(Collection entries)
++++++++
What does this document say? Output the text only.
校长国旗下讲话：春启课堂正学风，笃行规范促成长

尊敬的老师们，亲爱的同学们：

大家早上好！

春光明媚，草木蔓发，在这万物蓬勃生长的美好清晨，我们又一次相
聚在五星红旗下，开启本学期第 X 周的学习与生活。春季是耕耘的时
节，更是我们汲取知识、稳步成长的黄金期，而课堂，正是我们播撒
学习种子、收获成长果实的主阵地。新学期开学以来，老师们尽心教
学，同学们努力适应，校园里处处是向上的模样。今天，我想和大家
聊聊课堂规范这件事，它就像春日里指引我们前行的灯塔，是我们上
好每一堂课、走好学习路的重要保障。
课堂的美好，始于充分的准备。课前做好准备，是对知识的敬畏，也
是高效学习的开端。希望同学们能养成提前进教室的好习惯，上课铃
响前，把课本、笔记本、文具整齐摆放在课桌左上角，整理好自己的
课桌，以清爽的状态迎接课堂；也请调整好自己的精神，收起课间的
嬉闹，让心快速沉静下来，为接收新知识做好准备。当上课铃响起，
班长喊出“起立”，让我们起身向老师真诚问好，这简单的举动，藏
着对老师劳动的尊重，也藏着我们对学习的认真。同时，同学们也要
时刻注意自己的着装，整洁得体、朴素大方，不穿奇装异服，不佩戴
++++++++
WHAT TO WORK ON:
Return the lines above exactly, keeping every word.

TASK SOLUTION:
What does this document say? Output the text only.
校长国旗下讲话：春启课堂正学风，笃行规范促成长

尊敬的老师们，亲爱的同学们：

大家早上好！

春光明媚，草木蔓发，在这万物蓬勃生长的美好清晨，我们又一次相
聚在五星红旗下，开启本学期第 X 周的学习与生活。春季是耕耘的时
节，更是我们汲取知识、稳步成长的黄金期，而课堂，正是我们播撒
学习种子、收获成长果实的主阵地。新学期开学以来，老师们尽心教
学，同学们努力适应，校园里处处是向上的模样。今天，我想和大家
聊聊课堂规范这件事，它就像春日里指引我们前行的灯塔，是我们上
好每一堂课、走好学习路的重要保障。
课堂的美好，始于充分的准备。课前做好准备，是对知识的敬畏，也
是高效学习的开端。希望同学们能养成提前进教室的好习惯，上课铃
响前，把课本、笔记本、文具整齐摆放在课桌左上角，整理好自己的
课桌，以清爽的状态迎接课堂；也请调整好自己的精神，收起课间的
嬉闹，让心快速沉静下来，为接收新知识做好准备。当上课铃响起，
班长喊出“起立”，让我们起身向老师真诚问好，这简单的举动，藏
着对老师劳动的尊重，也藏着我们对学习的认真。同时，同学们也要
时刻注意自己的着装，整洁得体、朴素大方，不穿奇装异服，不佩戴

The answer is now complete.